begin Selection
How can we stay relevant? Assuming our absolute irrelevancy appears to be a fairly good stepping stone for what lies ahead – not just for the sake of nihilism, which never fails to be quite charming even after you’ve read all the Ciorans and Ligottis of this world, but also when taking into account what self-respect really means in this day and age. I remember writing a rather straightforward piece for my ol’ friend Agra’s great Tumblr, one year ago. I wouldn’t change a damn word right now. I stand by everything I said; this whole deal of music journalism, bottom line, is a copycat joke. Everyone is doing the same news, the same Q&A interviews, the same so-called political op-ed Trump-bashing articles; to the point where it gets nauseating. Like David Foster Wallace had predicted: counterculture becomes culture, irony becomes boredom. The tides have shifted and what we have been fighting against since day one is now the acceptable standard. Alternative outlets are now the new mainstream, plunged into a mindless quarrel for likes, shares, comments, engagement, visibility and what-the-fuck-not [insert whatever your online marketing jargon is]. Solely in Portugal we have at least 20/30 online music zines doing the same fucking thing, talking about the same fucking bands, going to the same fucking shows, licking the same fucking boots.
end Selection
begin Source excerpt
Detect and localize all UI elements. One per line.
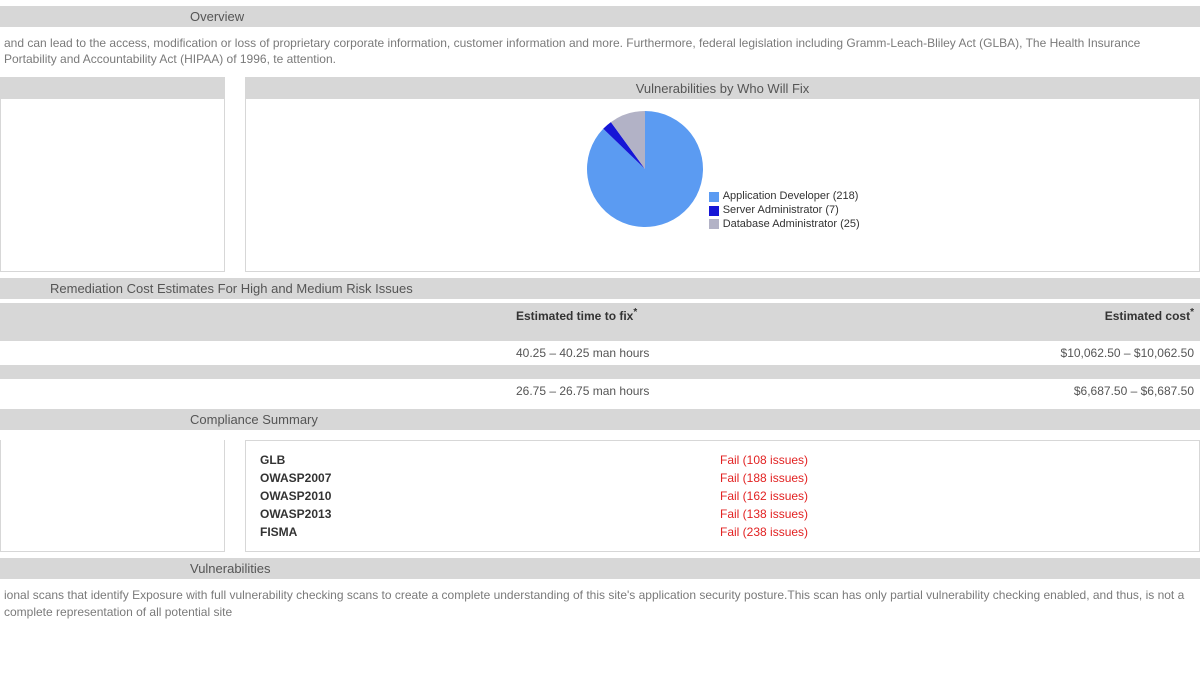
end Source excerpt
Task instructions:
a – In the piece on music journalism, what does the writer say David Foster Wallace predicted?
b – Proceed with the piece on music journalism, picking up after its last sentence.

Answers below:
a – That counterculture becomes culture and irony becomes boredom.

b –
And nobody gives a shit anymore. It’s just another article on your Facebook feed, regurgitating a poorly written press release done by someone who juxtaposed a bunch of words in order to draw the attention of the website’s editor. Who needs a fucking website that works like a thick brick wall between Facebook and YouTube/Soundcloud/Bandcamp? No one. It’s like having to open your beer bottle twice. The game is rigged. Webzines following that model are pretty much dead inside already, regardless of what their engagement is and how much money they are getting from their AdSense box.
Dead. And so are we. And, like any corpse, irrelevant. But, god damn, we’re running this website into the ground with style. Rotting has never been so exhilarating. This is Cotard’s Syndrome all over. And the realm of those consciously dead is fairly interesting: with it comes the violence, the blood, the entrails, the mindless (self) abuse, the open graves, the stenching miasma of a 19th-century illegal burial lot. We’ll give you that in the form of music and imagery and we expect nothing in return. We’ll invite some fucks to give a hand (some of them old known faces), we’ll opt for the uncomfortable, for the viciously dreadful, until this rag is finally burned to ashes.
This is for the sick.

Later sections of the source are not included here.